Records from a data collection
--- START ---

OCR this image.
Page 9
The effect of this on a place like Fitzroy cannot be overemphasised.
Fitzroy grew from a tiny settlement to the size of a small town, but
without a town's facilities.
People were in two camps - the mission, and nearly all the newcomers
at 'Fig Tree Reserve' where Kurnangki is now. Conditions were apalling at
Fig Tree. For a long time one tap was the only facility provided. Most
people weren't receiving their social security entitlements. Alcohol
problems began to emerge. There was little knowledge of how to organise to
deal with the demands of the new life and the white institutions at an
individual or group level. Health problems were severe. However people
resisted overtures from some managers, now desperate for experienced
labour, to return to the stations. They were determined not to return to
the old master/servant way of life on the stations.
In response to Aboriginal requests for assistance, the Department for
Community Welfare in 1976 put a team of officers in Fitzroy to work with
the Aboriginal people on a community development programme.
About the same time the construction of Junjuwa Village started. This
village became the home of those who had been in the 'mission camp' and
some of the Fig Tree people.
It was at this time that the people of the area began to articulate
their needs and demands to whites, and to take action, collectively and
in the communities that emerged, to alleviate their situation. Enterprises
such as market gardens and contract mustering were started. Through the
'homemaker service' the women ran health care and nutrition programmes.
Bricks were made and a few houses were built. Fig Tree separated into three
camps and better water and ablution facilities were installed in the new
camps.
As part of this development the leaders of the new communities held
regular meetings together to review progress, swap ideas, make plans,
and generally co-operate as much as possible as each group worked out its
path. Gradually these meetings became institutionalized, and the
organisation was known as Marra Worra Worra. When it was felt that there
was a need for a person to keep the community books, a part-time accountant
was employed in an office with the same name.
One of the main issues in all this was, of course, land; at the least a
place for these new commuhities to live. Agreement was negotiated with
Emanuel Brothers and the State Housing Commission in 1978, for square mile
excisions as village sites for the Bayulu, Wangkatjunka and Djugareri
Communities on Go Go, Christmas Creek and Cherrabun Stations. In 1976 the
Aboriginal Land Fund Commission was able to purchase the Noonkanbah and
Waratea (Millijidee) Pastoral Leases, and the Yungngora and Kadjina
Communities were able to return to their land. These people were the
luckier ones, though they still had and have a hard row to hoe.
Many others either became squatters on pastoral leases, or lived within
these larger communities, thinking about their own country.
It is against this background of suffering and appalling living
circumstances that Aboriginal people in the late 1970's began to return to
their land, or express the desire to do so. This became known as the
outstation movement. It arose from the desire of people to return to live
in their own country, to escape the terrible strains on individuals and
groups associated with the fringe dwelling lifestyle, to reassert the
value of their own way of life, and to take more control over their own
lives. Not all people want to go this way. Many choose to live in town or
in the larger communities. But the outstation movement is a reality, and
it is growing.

--- END ---

# Task to complete:
In the lines above, locate the string "demands". Copy every line where it occurs.

# Final result:
deal with the demands of the new life and the white institutions at an
their needs and demands to whites, and to take action, collectively and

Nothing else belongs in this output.